#### [Description of the task]
Note each line where "Filipino" appears, and copy it.

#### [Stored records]
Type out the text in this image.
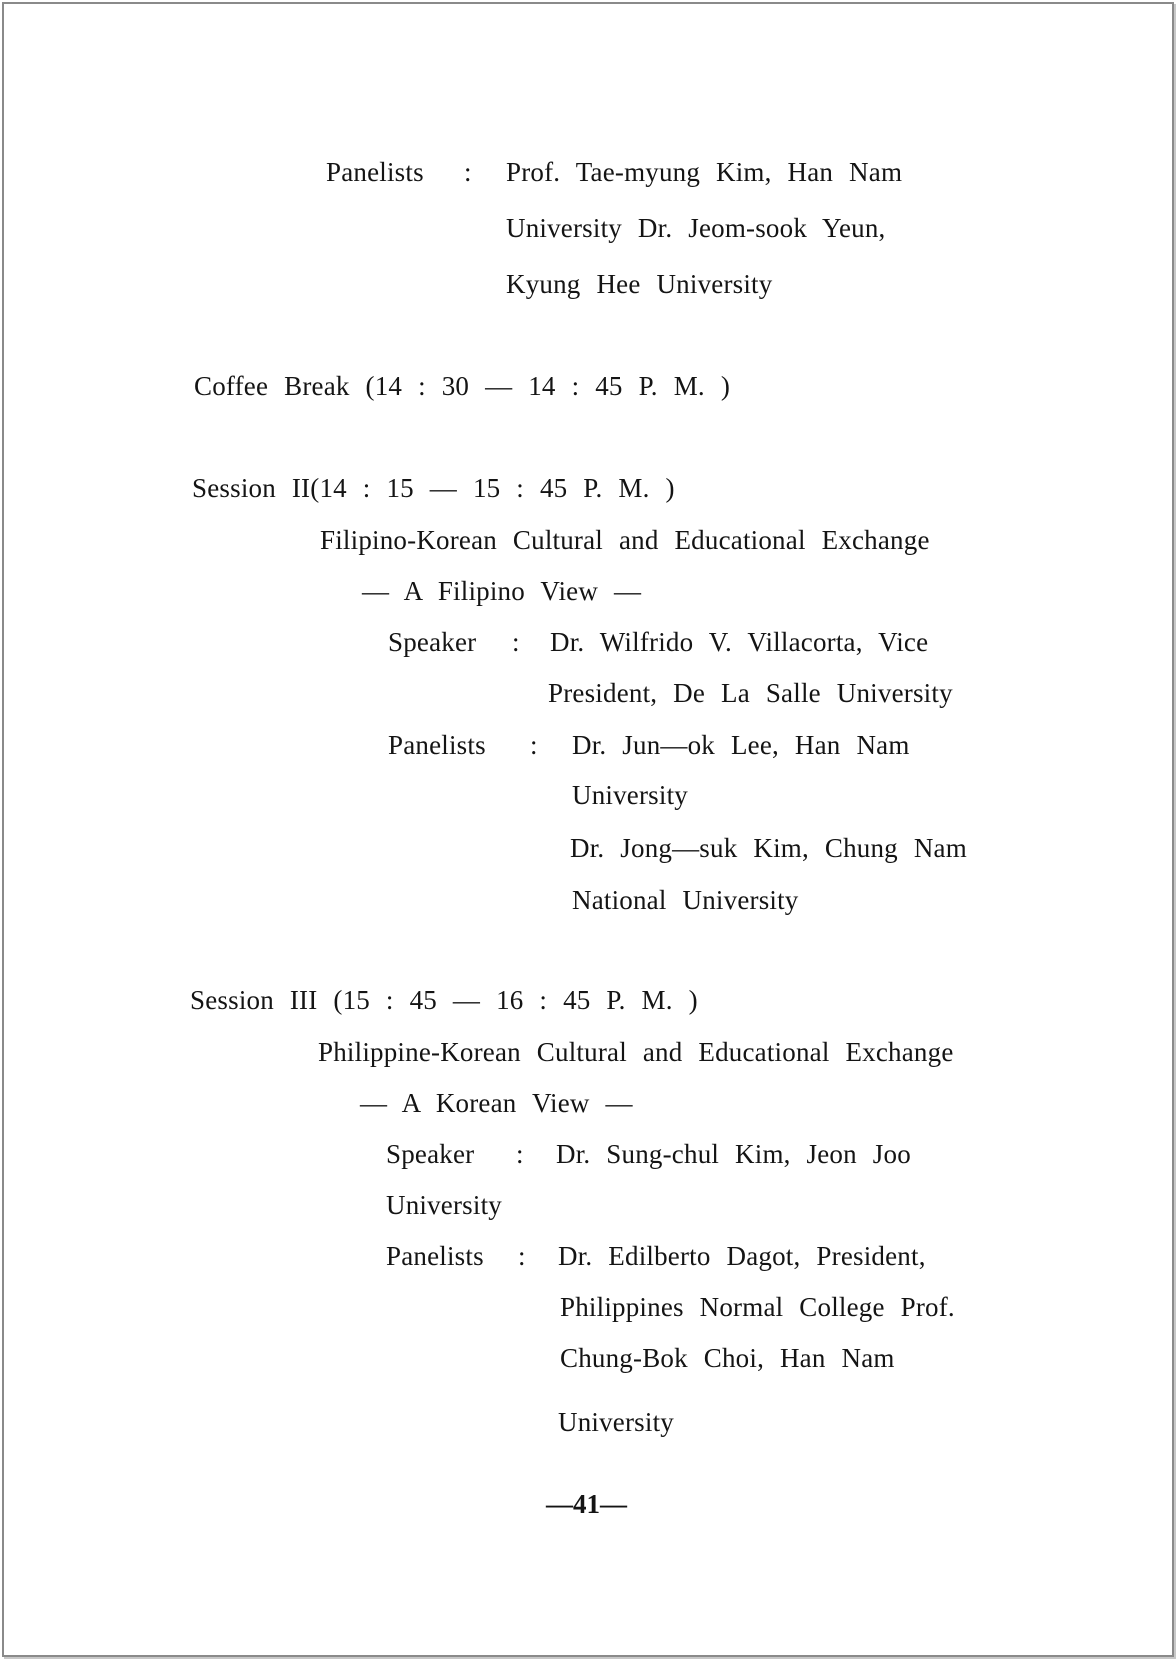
Panelists : Prof. Tae-myung Kim, Han Nam
University Dr. Jeom-sook Yeun,
Kyung Hee University
Coffee Break (14 : 30 — 14 : 45 P. M. )
Session II(14 : 15 — 15 : 45 P. M. )
Filipino-Korean Cultural and Educational Exchange
— A Filipino View —
Speaker : Dr. Wilfrido V. Villacorta, Vice
President, De La Salle University
Panelists : Dr. Jun—ok Lee, Han Nam
University
Dr. Jong—suk Kim, Chung Nam
National University
Session III (15 : 45 — 16 : 45 P. M. )
Philippine-Korean Cultural and Educational Exchange
— A Korean View —
Speaker : Dr. Sung-chul Kim, Jeon Joo
University
Panelists : Dr. Edilberto Dagot, President,
Philippines Normal College Prof.
Chung-Bok Choi, Han Nam
University
—41—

#### [Output]
Filipino-Korean Cultural and Educational Exchange
— A Filipino View —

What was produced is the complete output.